_The exercise_. In the material below, find each line holding the string "have" and copy it.

Source data:
....................
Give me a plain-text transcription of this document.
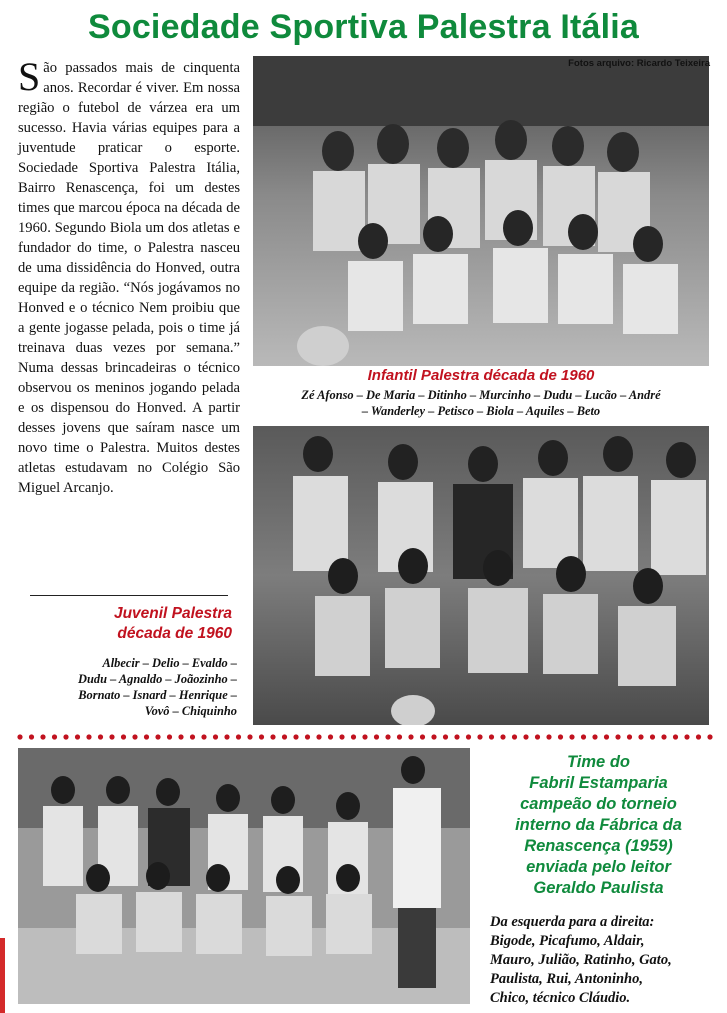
Sociedade Sportiva Palestra Itália
São passados mais de cinquenta anos. Recordar é viver. Em nossa região o futebol de várzea era um sucesso. Havia várias equipes para a juventude praticar o esporte. Sociedade Sportiva Palestra Itália, Bairro Renascença, foi um destes times que marcou época na década de 1960. Segundo Biola um dos atletas e fundador do time, o Palestra nasceu de uma dissidência do Honved, outra equipe da região. “Nós jogávamos no Honved e o técnico Nem proibiu que a gente jogasse pelada, pois o time já treinava duas vezes por semana.” Numa dessas brincadeiras o técnico observou os meninos jogando pelada e os dispensou do Honved. A partir desses jovens que saíram nasce um novo time o Palestra. Muitos destes atletas estudavam no Colégio São Miguel Arcanjo.
Fotos arquivo: Ricardo Teixeira
Infantil Palestra década de 1960
Zé Afonso – De Maria – Ditinho – Murcinho – Dudu – Lucão – André
– Wanderley – Petisco – Biola – Aquiles – Beto
Juvenil Palestra
década de 1960
Albecir – Delio – Evaldo –
Dudu – Agnaldo – Joãozinho –
Bornato – Isnard – Henrique –
Vovô – Chiquinho
Time do
Fabril Estamparia
campeão do torneio
interno da Fábrica da
Renascença (1959)
enviada pelo leitor
Geraldo Paulista
Da esquerda para a direita:
Bigode, Picafumo, Aldair,
Mauro, Julião, Ratinho, Gato,
Paulista, Rui, Antoninho,
Chico, técnico Cláudio.
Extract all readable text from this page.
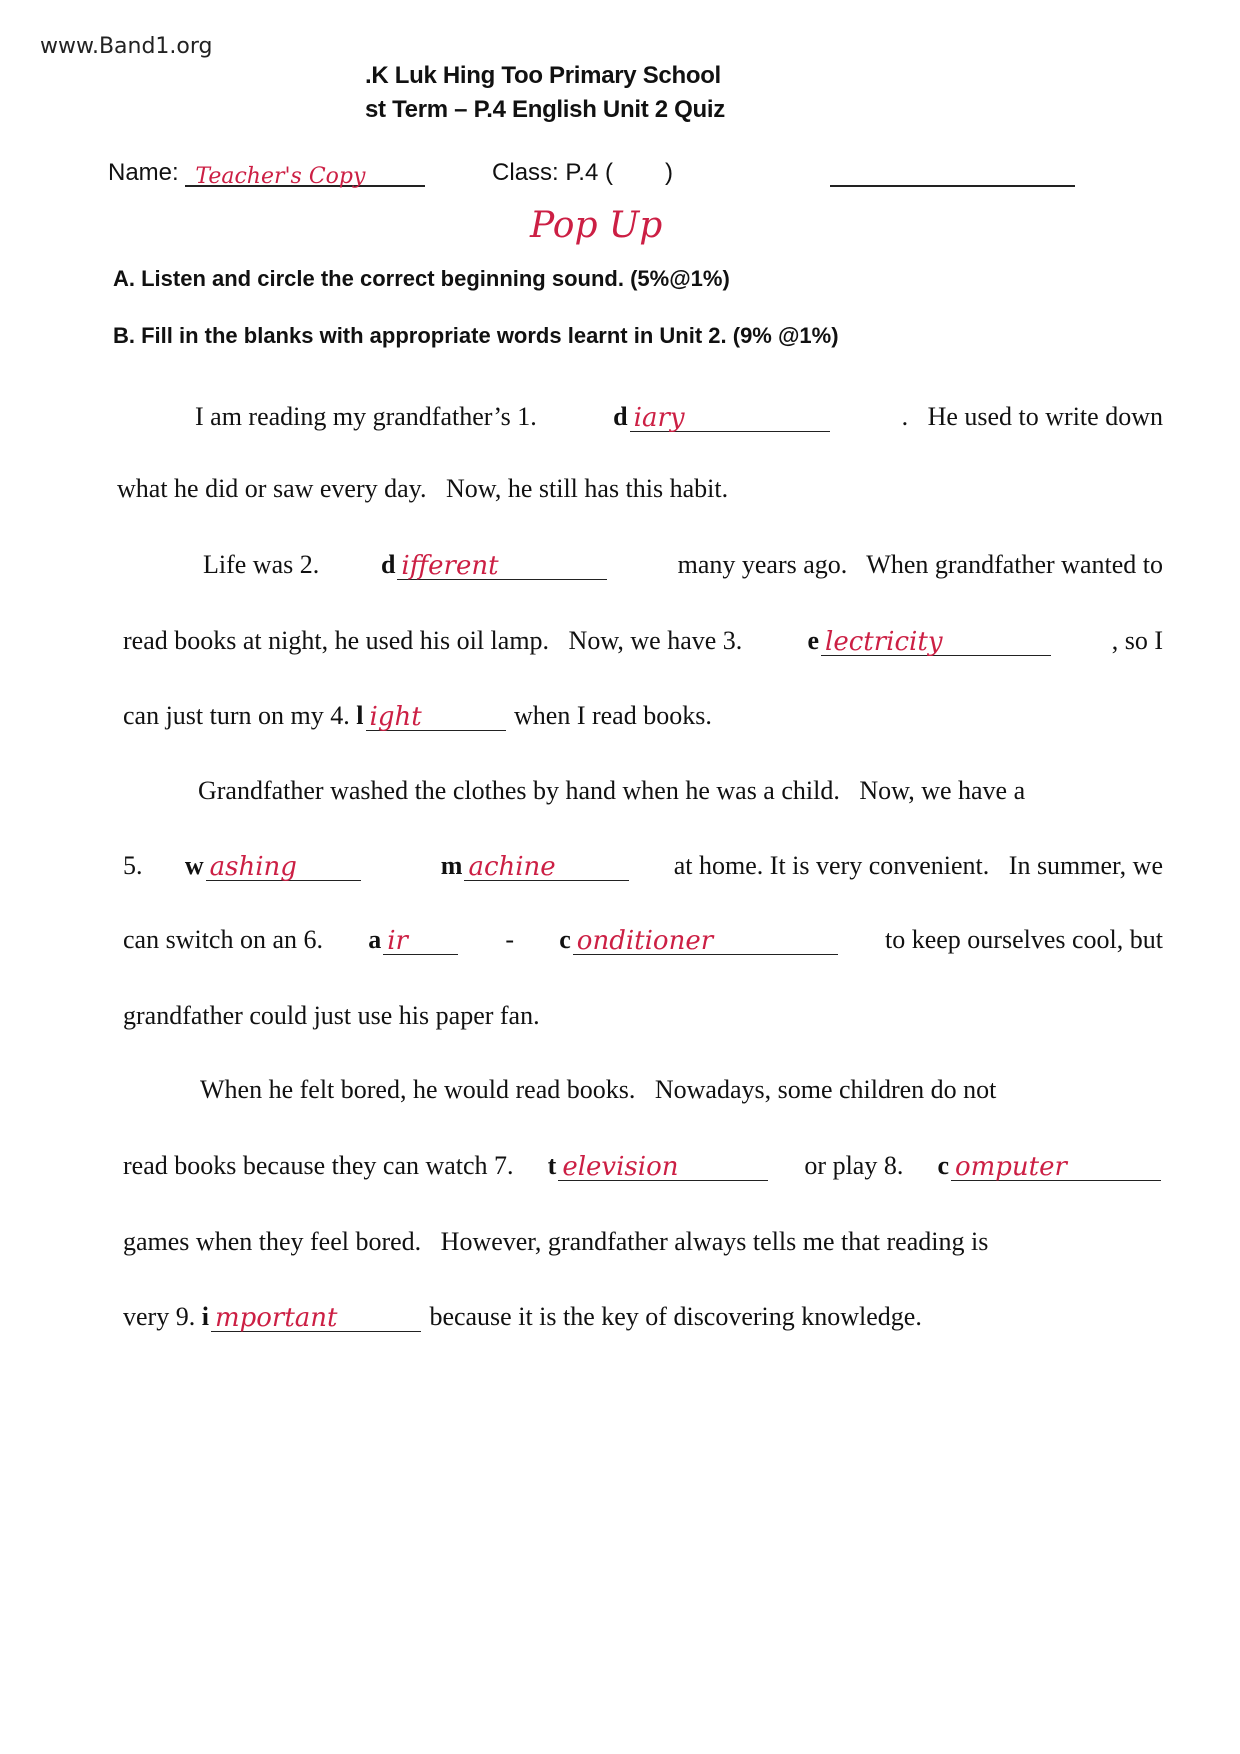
www.Band1.org
.K Luk Hing Too Primary School
st Term – P.4 English Unit 2 Quiz
Name: Teacher's Copy	Class: P.4 ( )
Pop Up
A. Listen and circle the correct beginning sound. (5%@1%)
B. Fill in the blanks with appropriate words learnt in Unit 2. (9% @1%)
I am reading my grandfather’s 1.	d iary	.   He used to write down
what he did or saw every day.   Now, he still has this habit.
Life was 2. d ifferent	many years ago.   When grandfather wanted to
read books at night, he used his oil lamp.   Now, we have 3. e lectricity	, so I
can just turn on my 4. l ight	when I read books.
Grandfather washed the clothes by hand when he was a child.   Now, we have a
5. w ashing
	m achine	at home. It is very convenient.   In summer, we
can switch on an 6. a ir	- c onditioner	to keep ourselves cool, but
grandfather could just use his paper fan.
When he felt bored, he would read books.   Nowadays, some children do not
read books because they can watch 7. t elevision	or play 8. c omputer
games when they feel bored.   However, grandfather always tells me that reading is
very 9. i mportant	because it is the key of discovering knowledge.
....................
_Written answer_.
read books at night, he used his oil lamp.   Now, we have 3. e lectricity	, so I
Grandfather washed the clothes by hand when he was a child.   Now, we have a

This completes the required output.